● **PROBLEM REQUIREMENTS**
Scan the entries below and extract each line with the word "icon" in it.

--- START ENTRIES PROVIDED ---

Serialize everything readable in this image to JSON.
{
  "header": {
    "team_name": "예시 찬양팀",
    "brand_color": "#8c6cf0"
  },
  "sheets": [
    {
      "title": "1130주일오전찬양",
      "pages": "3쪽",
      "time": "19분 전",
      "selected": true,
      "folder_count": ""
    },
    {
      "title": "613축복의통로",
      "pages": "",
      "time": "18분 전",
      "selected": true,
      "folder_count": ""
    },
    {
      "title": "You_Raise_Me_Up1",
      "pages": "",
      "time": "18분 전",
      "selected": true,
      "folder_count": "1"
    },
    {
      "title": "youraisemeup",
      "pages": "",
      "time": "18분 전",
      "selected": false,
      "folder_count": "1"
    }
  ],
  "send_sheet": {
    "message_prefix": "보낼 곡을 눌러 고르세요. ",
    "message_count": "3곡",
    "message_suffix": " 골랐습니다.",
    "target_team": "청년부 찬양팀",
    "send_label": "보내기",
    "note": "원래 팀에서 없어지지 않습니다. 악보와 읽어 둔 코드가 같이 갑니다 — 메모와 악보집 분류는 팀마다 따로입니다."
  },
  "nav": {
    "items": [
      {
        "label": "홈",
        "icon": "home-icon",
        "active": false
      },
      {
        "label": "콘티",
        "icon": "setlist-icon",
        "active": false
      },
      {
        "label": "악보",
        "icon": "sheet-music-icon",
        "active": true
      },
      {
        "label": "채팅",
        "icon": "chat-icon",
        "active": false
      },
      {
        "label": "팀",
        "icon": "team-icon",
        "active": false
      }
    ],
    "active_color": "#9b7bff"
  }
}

--- END ENTRIES PROVIDED ---

● **WORKED SOLUTION**
        "icon": "home-icon",
        "icon": "setlist-icon",
        "icon": "sheet-music-icon",
        "icon": "chat-icon",
        "icon": "team-icon",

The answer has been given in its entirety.